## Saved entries

____

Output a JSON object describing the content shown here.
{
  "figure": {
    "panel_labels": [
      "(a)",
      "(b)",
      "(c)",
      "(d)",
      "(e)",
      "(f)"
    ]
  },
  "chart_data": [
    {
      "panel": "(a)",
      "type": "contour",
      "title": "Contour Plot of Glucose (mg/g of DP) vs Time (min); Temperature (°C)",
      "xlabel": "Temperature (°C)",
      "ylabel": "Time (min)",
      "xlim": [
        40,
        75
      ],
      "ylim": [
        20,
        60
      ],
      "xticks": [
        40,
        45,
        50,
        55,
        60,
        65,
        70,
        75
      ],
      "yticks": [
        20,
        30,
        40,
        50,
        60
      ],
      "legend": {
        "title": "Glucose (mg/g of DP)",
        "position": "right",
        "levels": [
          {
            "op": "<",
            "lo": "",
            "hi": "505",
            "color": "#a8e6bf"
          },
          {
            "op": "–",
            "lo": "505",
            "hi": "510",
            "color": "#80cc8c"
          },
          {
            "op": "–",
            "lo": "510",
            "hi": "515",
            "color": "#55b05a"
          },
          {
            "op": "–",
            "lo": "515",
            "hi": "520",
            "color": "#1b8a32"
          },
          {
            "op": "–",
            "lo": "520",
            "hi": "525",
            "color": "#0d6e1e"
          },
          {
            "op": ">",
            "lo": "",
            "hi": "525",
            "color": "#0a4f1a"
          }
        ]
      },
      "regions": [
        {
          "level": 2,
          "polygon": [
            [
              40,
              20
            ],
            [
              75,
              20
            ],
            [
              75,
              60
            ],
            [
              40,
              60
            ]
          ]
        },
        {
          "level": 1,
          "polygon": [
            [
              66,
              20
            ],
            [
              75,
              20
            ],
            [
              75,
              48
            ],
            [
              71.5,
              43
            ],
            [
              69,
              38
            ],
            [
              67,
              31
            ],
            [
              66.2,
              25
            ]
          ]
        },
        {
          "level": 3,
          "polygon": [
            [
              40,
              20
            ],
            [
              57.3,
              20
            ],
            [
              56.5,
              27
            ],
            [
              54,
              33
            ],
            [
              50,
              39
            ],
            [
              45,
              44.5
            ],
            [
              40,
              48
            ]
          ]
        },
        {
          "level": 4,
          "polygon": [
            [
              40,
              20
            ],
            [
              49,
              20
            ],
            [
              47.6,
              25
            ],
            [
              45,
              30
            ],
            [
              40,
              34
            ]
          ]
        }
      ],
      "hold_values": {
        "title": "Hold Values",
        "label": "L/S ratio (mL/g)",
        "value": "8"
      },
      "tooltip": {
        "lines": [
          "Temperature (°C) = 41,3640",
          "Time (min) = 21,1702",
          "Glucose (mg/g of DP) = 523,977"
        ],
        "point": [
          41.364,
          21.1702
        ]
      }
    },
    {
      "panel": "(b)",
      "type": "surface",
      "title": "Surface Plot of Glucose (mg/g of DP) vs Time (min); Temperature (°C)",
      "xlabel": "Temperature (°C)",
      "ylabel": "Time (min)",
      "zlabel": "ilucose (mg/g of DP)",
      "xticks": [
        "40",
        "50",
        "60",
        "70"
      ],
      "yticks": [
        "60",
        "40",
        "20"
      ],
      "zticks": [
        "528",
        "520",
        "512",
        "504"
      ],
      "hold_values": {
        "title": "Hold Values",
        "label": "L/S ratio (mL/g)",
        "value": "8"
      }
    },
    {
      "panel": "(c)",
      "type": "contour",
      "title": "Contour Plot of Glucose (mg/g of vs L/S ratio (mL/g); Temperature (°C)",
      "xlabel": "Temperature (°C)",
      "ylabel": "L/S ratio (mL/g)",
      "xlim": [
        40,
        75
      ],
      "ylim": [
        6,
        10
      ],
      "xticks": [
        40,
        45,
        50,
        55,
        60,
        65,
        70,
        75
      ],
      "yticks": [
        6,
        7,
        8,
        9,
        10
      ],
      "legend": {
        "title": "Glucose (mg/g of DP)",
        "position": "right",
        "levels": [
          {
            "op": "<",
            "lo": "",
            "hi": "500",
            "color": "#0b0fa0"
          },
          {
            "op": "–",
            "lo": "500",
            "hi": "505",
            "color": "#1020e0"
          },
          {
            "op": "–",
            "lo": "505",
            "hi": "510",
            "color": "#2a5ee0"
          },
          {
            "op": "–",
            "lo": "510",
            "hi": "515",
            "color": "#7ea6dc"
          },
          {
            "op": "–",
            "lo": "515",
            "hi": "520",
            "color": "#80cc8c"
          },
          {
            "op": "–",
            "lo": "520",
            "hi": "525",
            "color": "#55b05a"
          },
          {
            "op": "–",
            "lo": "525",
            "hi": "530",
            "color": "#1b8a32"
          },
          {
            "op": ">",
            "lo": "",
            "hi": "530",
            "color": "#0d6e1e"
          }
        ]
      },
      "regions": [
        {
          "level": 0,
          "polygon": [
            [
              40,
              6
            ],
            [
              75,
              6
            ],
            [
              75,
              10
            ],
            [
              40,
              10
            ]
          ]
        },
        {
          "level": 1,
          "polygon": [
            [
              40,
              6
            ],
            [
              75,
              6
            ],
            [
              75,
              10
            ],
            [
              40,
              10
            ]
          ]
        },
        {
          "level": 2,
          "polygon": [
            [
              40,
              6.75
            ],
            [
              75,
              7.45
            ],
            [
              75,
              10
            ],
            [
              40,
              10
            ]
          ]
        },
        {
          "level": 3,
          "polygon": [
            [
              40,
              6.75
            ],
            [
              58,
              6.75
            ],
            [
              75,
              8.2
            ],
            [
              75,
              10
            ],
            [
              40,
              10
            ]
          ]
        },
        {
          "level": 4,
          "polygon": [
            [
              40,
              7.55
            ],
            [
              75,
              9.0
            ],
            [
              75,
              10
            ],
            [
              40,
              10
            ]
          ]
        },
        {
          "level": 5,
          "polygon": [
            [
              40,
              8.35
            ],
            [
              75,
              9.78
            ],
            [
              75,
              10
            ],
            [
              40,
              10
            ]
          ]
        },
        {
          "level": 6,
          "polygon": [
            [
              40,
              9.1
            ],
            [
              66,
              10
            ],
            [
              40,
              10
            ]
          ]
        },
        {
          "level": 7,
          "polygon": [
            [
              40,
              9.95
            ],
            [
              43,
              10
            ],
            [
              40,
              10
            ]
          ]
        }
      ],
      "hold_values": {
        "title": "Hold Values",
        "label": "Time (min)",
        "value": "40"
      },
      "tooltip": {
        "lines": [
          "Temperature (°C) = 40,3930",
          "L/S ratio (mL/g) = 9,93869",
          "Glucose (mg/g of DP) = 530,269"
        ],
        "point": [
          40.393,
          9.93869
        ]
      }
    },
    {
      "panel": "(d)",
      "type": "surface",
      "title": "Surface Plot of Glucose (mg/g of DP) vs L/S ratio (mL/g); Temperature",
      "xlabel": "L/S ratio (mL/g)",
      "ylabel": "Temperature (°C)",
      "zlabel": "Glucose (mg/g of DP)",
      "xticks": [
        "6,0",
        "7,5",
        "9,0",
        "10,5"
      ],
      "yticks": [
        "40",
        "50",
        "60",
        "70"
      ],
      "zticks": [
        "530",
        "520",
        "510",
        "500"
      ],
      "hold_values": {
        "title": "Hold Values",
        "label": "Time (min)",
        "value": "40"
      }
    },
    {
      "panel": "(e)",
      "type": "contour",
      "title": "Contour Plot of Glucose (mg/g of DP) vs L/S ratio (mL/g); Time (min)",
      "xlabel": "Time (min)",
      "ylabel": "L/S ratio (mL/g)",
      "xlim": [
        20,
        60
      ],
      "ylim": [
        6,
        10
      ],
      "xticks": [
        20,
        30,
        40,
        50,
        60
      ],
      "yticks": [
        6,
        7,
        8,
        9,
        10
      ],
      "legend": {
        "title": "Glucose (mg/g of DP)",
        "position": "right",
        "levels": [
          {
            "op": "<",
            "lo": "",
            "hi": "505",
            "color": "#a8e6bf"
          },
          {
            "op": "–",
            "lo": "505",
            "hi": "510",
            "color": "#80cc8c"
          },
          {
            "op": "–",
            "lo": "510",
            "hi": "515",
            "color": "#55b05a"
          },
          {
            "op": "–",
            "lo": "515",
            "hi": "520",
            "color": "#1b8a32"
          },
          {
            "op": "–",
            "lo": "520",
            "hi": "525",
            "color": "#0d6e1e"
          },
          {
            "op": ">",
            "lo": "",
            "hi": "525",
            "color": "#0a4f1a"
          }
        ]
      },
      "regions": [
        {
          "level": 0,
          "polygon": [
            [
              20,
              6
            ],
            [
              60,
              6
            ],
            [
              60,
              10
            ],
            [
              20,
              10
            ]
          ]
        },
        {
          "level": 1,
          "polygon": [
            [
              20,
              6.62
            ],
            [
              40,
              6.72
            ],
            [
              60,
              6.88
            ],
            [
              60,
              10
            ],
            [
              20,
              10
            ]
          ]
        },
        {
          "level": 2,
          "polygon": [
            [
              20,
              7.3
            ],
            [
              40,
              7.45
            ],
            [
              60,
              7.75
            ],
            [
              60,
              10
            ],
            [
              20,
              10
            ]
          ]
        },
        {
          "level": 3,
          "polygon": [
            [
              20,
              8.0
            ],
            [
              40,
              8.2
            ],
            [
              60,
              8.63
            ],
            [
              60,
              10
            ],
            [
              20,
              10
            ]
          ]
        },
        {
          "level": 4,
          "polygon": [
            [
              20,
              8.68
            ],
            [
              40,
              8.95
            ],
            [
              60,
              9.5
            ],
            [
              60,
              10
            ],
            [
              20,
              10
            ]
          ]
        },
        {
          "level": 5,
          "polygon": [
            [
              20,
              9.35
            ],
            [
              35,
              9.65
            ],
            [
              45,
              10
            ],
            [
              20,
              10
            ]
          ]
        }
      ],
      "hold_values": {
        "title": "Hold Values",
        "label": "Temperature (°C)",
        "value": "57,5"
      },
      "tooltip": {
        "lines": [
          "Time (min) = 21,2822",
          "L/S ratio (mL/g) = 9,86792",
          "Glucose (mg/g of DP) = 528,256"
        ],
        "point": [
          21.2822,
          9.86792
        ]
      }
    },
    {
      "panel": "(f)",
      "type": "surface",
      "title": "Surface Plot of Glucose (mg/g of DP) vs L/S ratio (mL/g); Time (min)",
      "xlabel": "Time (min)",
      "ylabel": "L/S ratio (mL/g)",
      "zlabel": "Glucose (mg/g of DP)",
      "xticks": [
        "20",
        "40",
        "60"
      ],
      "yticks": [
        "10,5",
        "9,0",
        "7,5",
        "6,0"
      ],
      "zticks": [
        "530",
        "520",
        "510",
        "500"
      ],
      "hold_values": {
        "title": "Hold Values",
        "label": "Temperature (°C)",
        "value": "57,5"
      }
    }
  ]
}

____

## REQUIRED TASK
Locate all lines holding the word "Temperature", then copy them out.

## TASK ANSWER
      "title": "Contour Plot of Glucose (mg/g of DP) vs Time (min); Temperature (°C)",
      "xlabel": "Temperature (°C)",
          "Temperature (°C) = 41,3640",
      "title": "Surface Plot of Glucose (mg/g of DP) vs Time (min); Temperature (°C)",
      "xlabel": "Temperature (°C)",
      "title": "Contour Plot of Glucose (mg/g of vs L/S ratio (mL/g); Temperature (°C)",
      "xlabel": "Temperature (°C)",
          "Temperature (°C) = 40,3930",
      "title": "Surface Plot of Glucose (mg/g of DP) vs L/S ratio (mL/g); Temperature",
      "ylabel": "Temperature (°C)",
        "label": "Temperature (°C)",
        "label": "Temperature (°C)",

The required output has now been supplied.